AIM =
Transcribe the full listing exactly, and drop every picture.

--- Start of SUPPLIED MATERIAL ---

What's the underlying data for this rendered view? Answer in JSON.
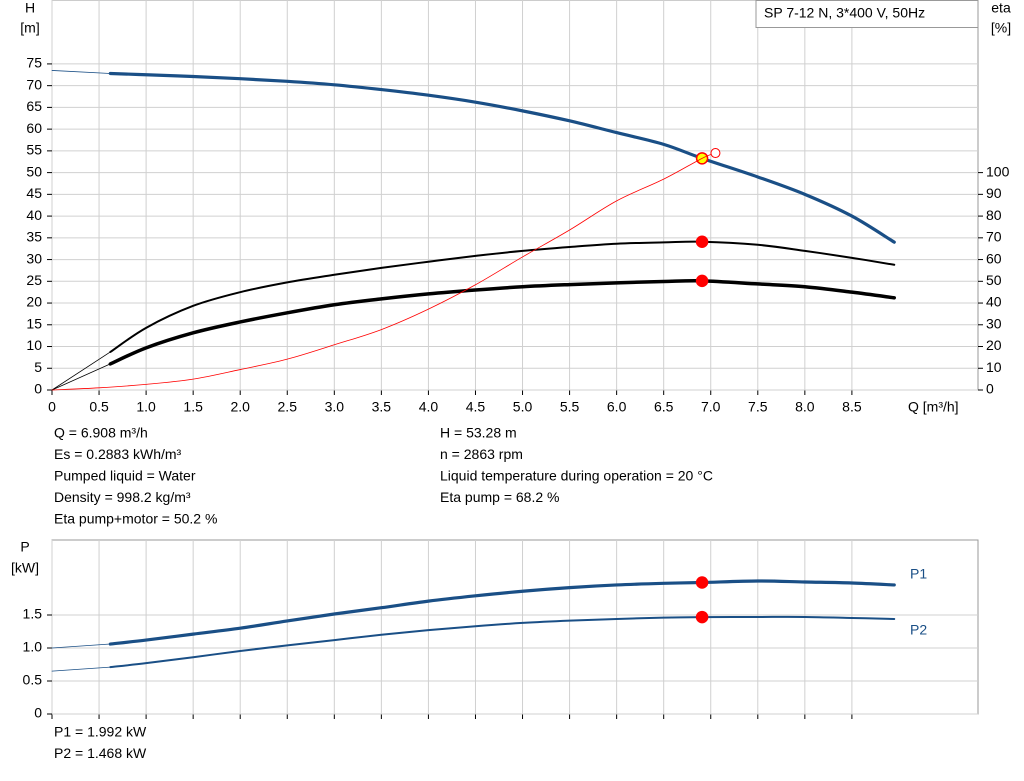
{
  "chart_data": [
    {
      "type": "line",
      "title": "SP 7-12 N, 3*400 V, 50Hz",
      "y_label": "H",
      "y_unit": "[m]",
      "y2_label": "eta",
      "y2_unit": "[%]",
      "x_label": "Q [m³/h]",
      "xlim": [
        0,
        9.84
      ],
      "ylim": [
        0,
        89.7
      ],
      "y2lim": [
        0,
        179.4
      ],
      "xticks": [
        0,
        0.5,
        {
          "value": 1,
          "label": "1.0"
        },
        1.5,
        {
          "value": 2,
          "label": "2.0"
        },
        2.5,
        {
          "value": 3,
          "label": "3.0"
        },
        3.5,
        {
          "value": 4,
          "label": "4.0"
        },
        4.5,
        {
          "value": 5,
          "label": "5.0"
        },
        5.5,
        {
          "value": 6,
          "label": "6.0"
        },
        6.5,
        {
          "value": 7,
          "label": "7.0"
        },
        7.5,
        {
          "value": 8,
          "label": "8.0"
        },
        8.5
      ],
      "yticks": [
        0,
        5,
        10,
        15,
        20,
        25,
        30,
        35,
        40,
        45,
        50,
        55,
        60,
        65,
        70,
        75
      ],
      "y2ticks": [
        0,
        10,
        20,
        30,
        40,
        50,
        60,
        70,
        80,
        90,
        100
      ],
      "grid": true,
      "duty_point_x": 6.908,
      "x": [
        0,
        0.62,
        1,
        1.5,
        2,
        2.5,
        3,
        3.5,
        4,
        4.5,
        5,
        5.5,
        6,
        6.5,
        6.908,
        7.5,
        8,
        8.5,
        8.95
      ],
      "series": [
        {
          "color": "#1a4f86",
          "marker_color": "#ffff00",
          "values": [
            73.5,
            72.8,
            72.5,
            72.1,
            71.6,
            71.0,
            70.2,
            69.1,
            67.8,
            66.2,
            64.2,
            61.9,
            59.2,
            56.5,
            53.28,
            49.0,
            45.0,
            40.0,
            34.0
          ]
        },
        {
          "color": "#000000",
          "marker_color": "#ff0000",
          "axis": "y2",
          "values": [
            0,
            17.5,
            28.6,
            38.7,
            45,
            49.5,
            53,
            56.2,
            59,
            61.7,
            64,
            65.8,
            67.3,
            67.9,
            68.2,
            66.8,
            64,
            60.8,
            57.6
          ]
        },
        {
          "color": "#000000",
          "marker_color": "#ff0000",
          "axis": "y2",
          "values": [
            0,
            12,
            19.4,
            26.3,
            31.3,
            35.5,
            39.2,
            41.9,
            44.2,
            46,
            47.5,
            48.5,
            49.3,
            49.9,
            50.2,
            48.8,
            47.5,
            45,
            42.4
          ]
        },
        {
          "color": "#ff0000",
          "end_marker": "open",
          "x": [
            0,
            0.5,
            1,
            1.5,
            2,
            2.5,
            3,
            3.5,
            4,
            4.5,
            5,
            5.5,
            6,
            6.5,
            6.908,
            7.05
          ],
          "values": [
            0,
            0.5,
            1.3,
            2.5,
            4.7,
            7.1,
            10.4,
            13.9,
            18.6,
            24.2,
            30.6,
            36.8,
            43.5,
            48.5,
            53.28,
            54.5
          ]
        }
      ],
      "info_left": [
        "Q = 6.908 m³/h",
        "Es = 0.2883 kWh/m³",
        "Pumped liquid = Water",
        "Density = 998.2 kg/m³",
        "Eta pump+motor = 50.2 %"
      ],
      "info_right": [
        "H = 53.28 m",
        "n = 2863 rpm",
        "Liquid temperature during operation = 20 °C",
        "Eta pump = 68.2 %"
      ]
    },
    {
      "type": "line",
      "y_label": "P",
      "y_unit": "[kW]",
      "xlim": [
        0,
        9.84
      ],
      "ylim": [
        0,
        2.636
      ],
      "xticks": [
        0,
        0.5,
        1,
        1.5,
        2,
        2.5,
        3,
        3.5,
        4,
        4.5,
        5,
        5.5,
        6,
        6.5,
        7,
        7.5,
        8,
        8.5
      ],
      "yticks": [
        0,
        0.5,
        {
          "value": 1,
          "label": "1.0"
        },
        1.5
      ],
      "grid": true,
      "duty_point_x": 6.908,
      "x": [
        0,
        0.62,
        1,
        1.5,
        2,
        2.5,
        3,
        3.5,
        4,
        4.5,
        5,
        5.5,
        6,
        6.5,
        6.908,
        7.5,
        8,
        8.5,
        8.95
      ],
      "series": [
        {
          "name": "P1",
          "color": "#1a4f86",
          "marker_color": "#ff0000",
          "values": [
            1.0,
            1.06,
            1.12,
            1.21,
            1.3,
            1.41,
            1.515,
            1.61,
            1.71,
            1.79,
            1.86,
            1.915,
            1.955,
            1.98,
            1.992,
            2.015,
            2.0,
            1.985,
            1.955
          ]
        },
        {
          "name": "P2",
          "color": "#1a4f86",
          "marker_color": "#ff0000",
          "values": [
            0.65,
            0.71,
            0.77,
            0.86,
            0.955,
            1.04,
            1.12,
            1.2,
            1.27,
            1.33,
            1.38,
            1.415,
            1.44,
            1.46,
            1.468,
            1.47,
            1.47,
            1.455,
            1.44
          ]
        }
      ],
      "info_left": [
        "P1 = 1.992 kW",
        "P2 = 1.468 kW"
      ]
    }
  ]
}
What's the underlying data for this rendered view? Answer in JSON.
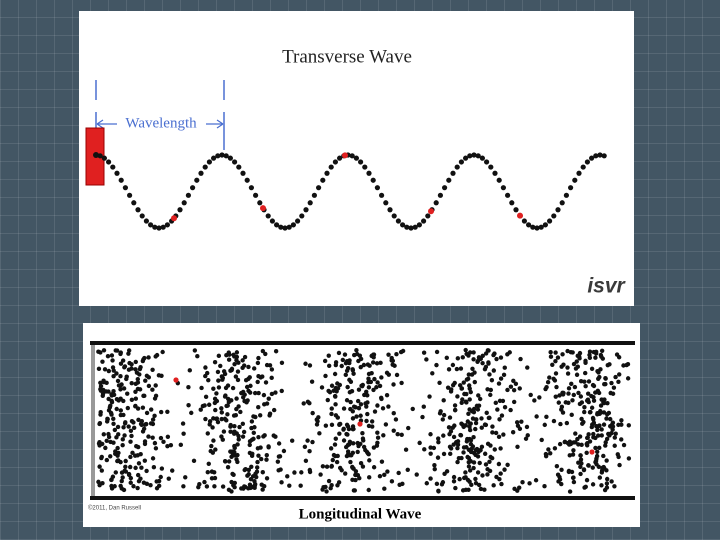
{
  "top_panel": {
    "title": "Transverse Wave",
    "wavelength_label": "Wavelength",
    "logo": "isvr"
  },
  "bottom_panel": {
    "credit": "©2011, Dan Russell",
    "caption": "Longitudinal Wave"
  }
}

--- End of SUPPLIED MATERIAL ---

TASK SOLUTION =
What's the underlying data for this rendered view? Answer in JSON.
{
  "chart_data": [
    {
      "type": "line",
      "title": "SP 7-12 N, 3*400 V, 50Hz",
      "y_label": "H",
      "y_unit": "[m]",
      "y2_label": "eta",
      "y2_unit": "[%]",
      "x_label": "Q [m³/h]",
      "xlim": [
        0,
        9.84
      ],
      "ylim": [
        0,
        89.7
      ],
      "y2lim": [
        0,
        179.4
      ],
      "xticks": [
        0,
        0.5,
        {
          "value": 1,
          "label": "1.0"
        },
        1.5,
        {
          "value": 2,
          "label": "2.0"
        },
        2.5,
        {
          "value": 3,
          "label": "3.0"
        },
        3.5,
        {
          "value": 4,
          "label": "4.0"
        },
        4.5,
        {
          "value": 5,
          "label": "5.0"
        },
        5.5,
        {
          "value": 6,
          "label": "6.0"
        },
        6.5,
        {
          "value": 7,
          "label": "7.0"
        },
        7.5,
        {
          "value": 8,
          "label": "8.0"
        },
        8.5
      ],
      "yticks": [
        0,
        5,
        10,
        15,
        20,
        25,
        30,
        35,
        40,
        45,
        50,
        55,
        60,
        65,
        70,
        75
      ],
      "y2ticks": [
        0,
        10,
        20,
        30,
        40,
        50,
        60,
        70,
        80,
        90,
        100
      ],
      "grid": true,
      "duty_point_x": 6.908,
      "x": [
        0,
        0.62,
        1,
        1.5,
        2,
        2.5,
        3,
        3.5,
        4,
        4.5,
        5,
        5.5,
        6,
        6.5,
        6.908,
        7.5,
        8,
        8.5,
        8.95
      ],
      "series": [
        {
          "color": "#1a4f86",
          "marker_color": "#ffff00",
          "values": [
            73.5,
            72.8,
            72.5,
            72.1,
            71.6,
            71.0,
            70.2,
            69.1,
            67.8,
            66.2,
            64.2,
            61.9,
            59.2,
            56.5,
            53.28,
            49.0,
            45.0,
            40.0,
            34.0
          ]
        },
        {
          "color": "#000000",
          "marker_color": "#ff0000",
          "axis": "y2",
          "values": [
            0,
            17.5,
            28.6,
            38.7,
            45,
            49.5,
            53,
            56.2,
            59,
            61.7,
            64,
            65.8,
            67.3,
            67.9,
            68.2,
            66.8,
            64,
            60.8,
            57.6
          ]
        },
        {
          "color": "#000000",
          "marker_color": "#ff0000",
          "axis": "y2",
          "values": [
            0,
            12,
            19.4,
            26.3,
            31.3,
            35.5,
            39.2,
            41.9,
            44.2,
            46,
            47.5,
            48.5,
            49.3,
            49.9,
            50.2,
            48.8,
            47.5,
            45,
            42.4
          ]
        },
        {
          "color": "#ff0000",
          "end_marker": "open",
          "x": [
            0,
            0.5,
            1,
            1.5,
            2,
            2.5,
            3,
            3.5,
            4,
            4.5,
            5,
            5.5,
            6,
            6.5,
            6.908,
            7.05
          ],
          "values": [
            0,
            0.5,
            1.3,
            2.5,
            4.7,
            7.1,
            10.4,
            13.9,
            18.6,
            24.2,
            30.6,
            36.8,
            43.5,
            48.5,
            53.28,
            54.5
          ]
        }
      ],
      "info_left": [
        "Q = 6.908 m³/h",
        "Es = 0.2883 kWh/m³",
        "Pumped liquid = Water",
        "Density = 998.2 kg/m³",
        "Eta pump+motor = 50.2 %"
      ],
      "info_right": [
        "H = 53.28 m",
        "n = 2863 rpm",
        "Liquid temperature during operation = 20 °C",
        "Eta pump = 68.2 %"
      ]
    },
    {
      "type": "line",
      "y_label": "P",
      "y_unit": "[kW]",
      "xlim": [
        0,
        9.84
      ],
      "ylim": [
        0,
        2.636
      ],
      "xticks": [
        0,
        0.5,
        1,
        1.5,
        2,
        2.5,
        3,
        3.5,
        4,
        4.5,
        5,
        5.5,
        6,
        6.5,
        7,
        7.5,
        8,
        8.5
      ],
      "yticks": [
        0,
        0.5,
        {
          "value": 1,
          "label": "1.0"
        },
        1.5
      ],
      "grid": true,
      "duty_point_x": 6.908,
      "x": [
        0,
        0.62,
        1,
        1.5,
        2,
        2.5,
        3,
        3.5,
        4,
        4.5,
        5,
        5.5,
        6,
        6.5,
        6.908,
        7.5,
        8,
        8.5,
        8.95
      ],
      "series": [
        {
          "name": "P1",
          "color": "#1a4f86",
          "marker_color": "#ff0000",
          "values": [
            1.0,
            1.06,
            1.12,
            1.21,
            1.3,
            1.41,
            1.515,
            1.61,
            1.71,
            1.79,
            1.86,
            1.915,
            1.955,
            1.98,
            1.992,
            2.015,
            2.0,
            1.985,
            1.955
          ]
        },
        {
          "name": "P2",
          "color": "#1a4f86",
          "marker_color": "#ff0000",
          "values": [
            0.65,
            0.71,
            0.77,
            0.86,
            0.955,
            1.04,
            1.12,
            1.2,
            1.27,
            1.33,
            1.38,
            1.415,
            1.44,
            1.46,
            1.468,
            1.47,
            1.47,
            1.455,
            1.44
          ]
        }
      ],
      "info_left": [
        "P1 = 1.992 kW",
        "P2 = 1.468 kW"
      ]
    }
  ]
}
What's the underlying data for this rendered view? Answer in JSON.
{
  "top_panel": {
    "title": "Transverse Wave",
    "wavelength_label": "Wavelength",
    "logo": "isvr"
  },
  "bottom_panel": {
    "credit": "©2011, Dan Russell",
    "caption": "Longitudinal Wave"
  }
}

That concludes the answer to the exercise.